■ Problem details ■
Reproduce the data below with every "x-axis-title" swapped for "horizontal-axis-title", leaving everything else unchanged.
===== Working data
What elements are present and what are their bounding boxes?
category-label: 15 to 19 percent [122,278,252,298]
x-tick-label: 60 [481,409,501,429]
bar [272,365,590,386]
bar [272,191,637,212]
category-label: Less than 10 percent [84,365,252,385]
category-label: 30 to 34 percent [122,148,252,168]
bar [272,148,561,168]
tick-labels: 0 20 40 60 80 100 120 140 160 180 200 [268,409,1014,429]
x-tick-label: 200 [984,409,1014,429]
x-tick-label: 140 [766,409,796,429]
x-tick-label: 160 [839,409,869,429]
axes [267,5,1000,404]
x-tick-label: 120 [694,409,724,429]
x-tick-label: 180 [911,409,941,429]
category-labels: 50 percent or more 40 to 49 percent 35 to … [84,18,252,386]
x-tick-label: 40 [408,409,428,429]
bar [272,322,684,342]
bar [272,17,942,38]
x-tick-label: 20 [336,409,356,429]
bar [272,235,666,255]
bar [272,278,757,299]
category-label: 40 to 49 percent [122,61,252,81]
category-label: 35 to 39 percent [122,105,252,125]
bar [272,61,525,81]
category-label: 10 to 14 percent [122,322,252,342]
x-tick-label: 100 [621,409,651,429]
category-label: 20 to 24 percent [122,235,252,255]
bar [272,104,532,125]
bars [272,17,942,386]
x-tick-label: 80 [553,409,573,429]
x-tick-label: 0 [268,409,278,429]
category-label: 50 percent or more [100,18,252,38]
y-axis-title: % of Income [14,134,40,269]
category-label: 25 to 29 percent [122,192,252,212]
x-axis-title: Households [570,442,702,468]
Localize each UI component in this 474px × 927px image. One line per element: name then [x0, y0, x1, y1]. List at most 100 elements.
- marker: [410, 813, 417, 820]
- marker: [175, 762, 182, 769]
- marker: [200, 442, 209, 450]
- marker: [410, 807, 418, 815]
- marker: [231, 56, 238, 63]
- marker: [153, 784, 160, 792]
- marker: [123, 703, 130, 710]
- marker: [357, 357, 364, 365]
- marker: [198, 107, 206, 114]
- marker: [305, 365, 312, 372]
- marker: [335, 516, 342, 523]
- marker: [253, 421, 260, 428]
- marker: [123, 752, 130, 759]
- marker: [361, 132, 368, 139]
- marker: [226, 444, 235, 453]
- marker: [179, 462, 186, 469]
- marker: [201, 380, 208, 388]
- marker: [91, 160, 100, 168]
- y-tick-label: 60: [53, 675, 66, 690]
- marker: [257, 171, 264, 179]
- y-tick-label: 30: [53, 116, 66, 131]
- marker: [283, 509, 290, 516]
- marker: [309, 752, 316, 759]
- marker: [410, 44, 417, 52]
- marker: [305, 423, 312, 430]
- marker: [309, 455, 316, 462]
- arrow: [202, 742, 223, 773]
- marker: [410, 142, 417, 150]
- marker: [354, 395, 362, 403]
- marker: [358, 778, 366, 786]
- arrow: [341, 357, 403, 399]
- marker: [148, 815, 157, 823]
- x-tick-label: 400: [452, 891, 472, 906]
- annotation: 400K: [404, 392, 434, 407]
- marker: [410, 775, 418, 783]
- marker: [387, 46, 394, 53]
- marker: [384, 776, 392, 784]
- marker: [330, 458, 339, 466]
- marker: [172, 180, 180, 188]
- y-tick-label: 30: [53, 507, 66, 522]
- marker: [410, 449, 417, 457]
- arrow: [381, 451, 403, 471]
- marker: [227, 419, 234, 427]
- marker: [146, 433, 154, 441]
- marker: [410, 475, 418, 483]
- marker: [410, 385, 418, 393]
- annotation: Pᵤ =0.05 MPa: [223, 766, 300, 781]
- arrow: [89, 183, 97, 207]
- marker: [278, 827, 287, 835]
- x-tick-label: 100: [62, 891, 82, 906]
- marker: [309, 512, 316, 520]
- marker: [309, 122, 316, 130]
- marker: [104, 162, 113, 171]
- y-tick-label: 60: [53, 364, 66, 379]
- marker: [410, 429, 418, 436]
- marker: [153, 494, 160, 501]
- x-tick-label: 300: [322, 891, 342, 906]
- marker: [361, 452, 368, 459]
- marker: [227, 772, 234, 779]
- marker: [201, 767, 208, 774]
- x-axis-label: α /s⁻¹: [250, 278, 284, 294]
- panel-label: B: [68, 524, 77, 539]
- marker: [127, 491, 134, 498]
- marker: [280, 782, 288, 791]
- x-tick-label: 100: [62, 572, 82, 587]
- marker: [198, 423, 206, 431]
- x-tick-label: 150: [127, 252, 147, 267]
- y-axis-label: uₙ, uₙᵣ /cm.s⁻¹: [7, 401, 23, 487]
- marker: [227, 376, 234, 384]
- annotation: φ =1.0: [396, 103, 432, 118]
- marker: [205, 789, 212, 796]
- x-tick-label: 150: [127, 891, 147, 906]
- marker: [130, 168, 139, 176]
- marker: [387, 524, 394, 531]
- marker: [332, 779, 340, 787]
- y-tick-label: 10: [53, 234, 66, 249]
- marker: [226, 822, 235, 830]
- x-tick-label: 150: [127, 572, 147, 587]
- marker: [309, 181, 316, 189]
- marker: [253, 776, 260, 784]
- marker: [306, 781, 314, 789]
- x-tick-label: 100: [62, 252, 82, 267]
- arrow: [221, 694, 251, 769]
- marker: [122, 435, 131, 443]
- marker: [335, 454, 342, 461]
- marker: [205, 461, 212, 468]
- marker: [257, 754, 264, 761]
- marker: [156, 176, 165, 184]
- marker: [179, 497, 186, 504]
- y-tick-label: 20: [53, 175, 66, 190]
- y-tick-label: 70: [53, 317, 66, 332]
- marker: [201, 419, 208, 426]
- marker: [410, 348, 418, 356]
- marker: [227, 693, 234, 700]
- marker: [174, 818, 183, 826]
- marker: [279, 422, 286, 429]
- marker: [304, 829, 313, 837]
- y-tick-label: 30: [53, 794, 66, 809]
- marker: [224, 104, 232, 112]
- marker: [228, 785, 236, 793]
==========
■ Answer to the task ■
What elements are present and what are their bounding boxes?
category-label: 15 to 19 percent [122,278,252,298]
x-tick-label: 60 [481,409,501,429]
bar [272,365,590,386]
bar [272,191,637,212]
category-label: Less than 10 percent [84,365,252,385]
category-label: 30 to 34 percent [122,148,252,168]
bar [272,148,561,168]
tick-labels: 0 20 40 60 80 100 120 140 160 180 200 [268,409,1014,429]
x-tick-label: 200 [984,409,1014,429]
x-tick-label: 140 [766,409,796,429]
x-tick-label: 160 [839,409,869,429]
axes [267,5,1000,404]
x-tick-label: 120 [694,409,724,429]
x-tick-label: 180 [911,409,941,429]
category-labels: 50 percent or more 40 to 49 percent 35 to … [84,18,252,386]
x-tick-label: 40 [408,409,428,429]
bar [272,322,684,342]
bar [272,17,942,38]
x-tick-label: 20 [336,409,356,429]
bar [272,235,666,255]
bar [272,278,757,299]
category-label: 40 to 49 percent [122,61,252,81]
category-label: 35 to 39 percent [122,105,252,125]
bar [272,61,525,81]
category-label: 10 to 14 percent [122,322,252,342]
x-tick-label: 100 [621,409,651,429]
category-label: 20 to 24 percent [122,235,252,255]
bar [272,104,532,125]
bars [272,17,942,386]
x-tick-label: 80 [553,409,573,429]
x-tick-label: 0 [268,409,278,429]
category-label: 50 percent or more [100,18,252,38]
y-axis-title: % of Income [14,134,40,269]
category-label: 25 to 29 percent [122,192,252,212]
horizontal-axis-title: Households [570,442,702,468]
Localize each UI component in this 474px × 927px image. One line per element: name then [x0, y0, x1, y1]. List at most 100 elements.
- marker: [410, 813, 417, 820]
- marker: [175, 762, 182, 769]
- marker: [200, 442, 209, 450]
- marker: [410, 807, 418, 815]
- marker: [231, 56, 238, 63]
- marker: [153, 784, 160, 792]
- marker: [123, 703, 130, 710]
- marker: [357, 357, 364, 365]
- marker: [198, 107, 206, 114]
- marker: [305, 365, 312, 372]
- marker: [335, 516, 342, 523]
- marker: [253, 421, 260, 428]
- marker: [123, 752, 130, 759]
- marker: [361, 132, 368, 139]
- marker: [226, 444, 235, 453]
- marker: [179, 462, 186, 469]
- marker: [201, 380, 208, 388]
- marker: [91, 160, 100, 168]
- y-tick-label: 60: [53, 675, 66, 690]
- marker: [257, 171, 264, 179]
- y-tick-label: 30: [53, 116, 66, 131]
- marker: [283, 509, 290, 516]
- marker: [309, 752, 316, 759]
- marker: [410, 44, 417, 52]
- marker: [305, 423, 312, 430]
- marker: [309, 455, 316, 462]
- arrow: [202, 742, 223, 773]
- marker: [410, 142, 417, 150]
- marker: [354, 395, 362, 403]
- marker: [358, 778, 366, 786]
- arrow: [341, 357, 403, 399]
- marker: [148, 815, 157, 823]
- x-tick-label: 400: [452, 891, 472, 906]
- annotation: 400K: [404, 392, 434, 407]
- marker: [410, 775, 418, 783]
- marker: [387, 46, 394, 53]
- marker: [384, 776, 392, 784]
- marker: [330, 458, 339, 466]
- marker: [172, 180, 180, 188]
- y-tick-label: 30: [53, 507, 66, 522]
- marker: [410, 449, 417, 457]
- arrow: [381, 451, 403, 471]
- marker: [227, 419, 234, 427]
- marker: [146, 433, 154, 441]
- marker: [410, 475, 418, 483]
- marker: [410, 385, 418, 393]
- annotation: Pᵤ =0.05 MPa: [223, 766, 300, 781]
- arrow: [89, 183, 97, 207]
- marker: [278, 827, 287, 835]
- x-tick-label: 100: [62, 891, 82, 906]
- marker: [309, 512, 316, 520]
- marker: [309, 122, 316, 130]
- marker: [104, 162, 113, 171]
- y-tick-label: 60: [53, 364, 66, 379]
- marker: [410, 429, 418, 436]
- marker: [153, 494, 160, 501]
- x-tick-label: 300: [322, 891, 342, 906]
- marker: [361, 452, 368, 459]
- marker: [227, 772, 234, 779]
- marker: [201, 767, 208, 774]
- x-axis-label: α /s⁻¹: [250, 278, 284, 294]
- panel-label: B: [68, 524, 77, 539]
- marker: [127, 491, 134, 498]
- marker: [280, 782, 288, 791]
- x-tick-label: 100: [62, 572, 82, 587]
- marker: [198, 423, 206, 431]
- x-tick-label: 150: [127, 252, 147, 267]
- y-axis-label: uₙ, uₙᵣ /cm.s⁻¹: [7, 401, 23, 487]
- marker: [227, 376, 234, 384]
- annotation: φ =1.0: [396, 103, 432, 118]
- marker: [205, 789, 212, 796]
- x-tick-label: 150: [127, 891, 147, 906]
- marker: [130, 168, 139, 176]
- marker: [387, 524, 394, 531]
- marker: [332, 779, 340, 787]
- y-tick-label: 10: [53, 234, 66, 249]
- marker: [226, 822, 235, 830]
- x-tick-label: 150: [127, 572, 147, 587]
- marker: [309, 181, 316, 189]
- marker: [253, 776, 260, 784]
- marker: [306, 781, 314, 789]
- x-tick-label: 100: [62, 252, 82, 267]
- arrow: [221, 694, 251, 769]
- marker: [122, 435, 131, 443]
- marker: [335, 454, 342, 461]
- marker: [205, 461, 212, 468]
- marker: [257, 754, 264, 761]
- marker: [156, 176, 165, 184]
- marker: [179, 497, 186, 504]
- y-tick-label: 20: [53, 175, 66, 190]
- y-tick-label: 70: [53, 317, 66, 332]
- marker: [201, 419, 208, 426]
- marker: [410, 348, 418, 356]
- marker: [227, 693, 234, 700]
- marker: [174, 818, 183, 826]
- marker: [279, 422, 286, 429]
- marker: [304, 829, 313, 837]
- y-tick-label: 30: [53, 794, 66, 809]
- marker: [224, 104, 232, 112]
- marker: [228, 785, 236, 793]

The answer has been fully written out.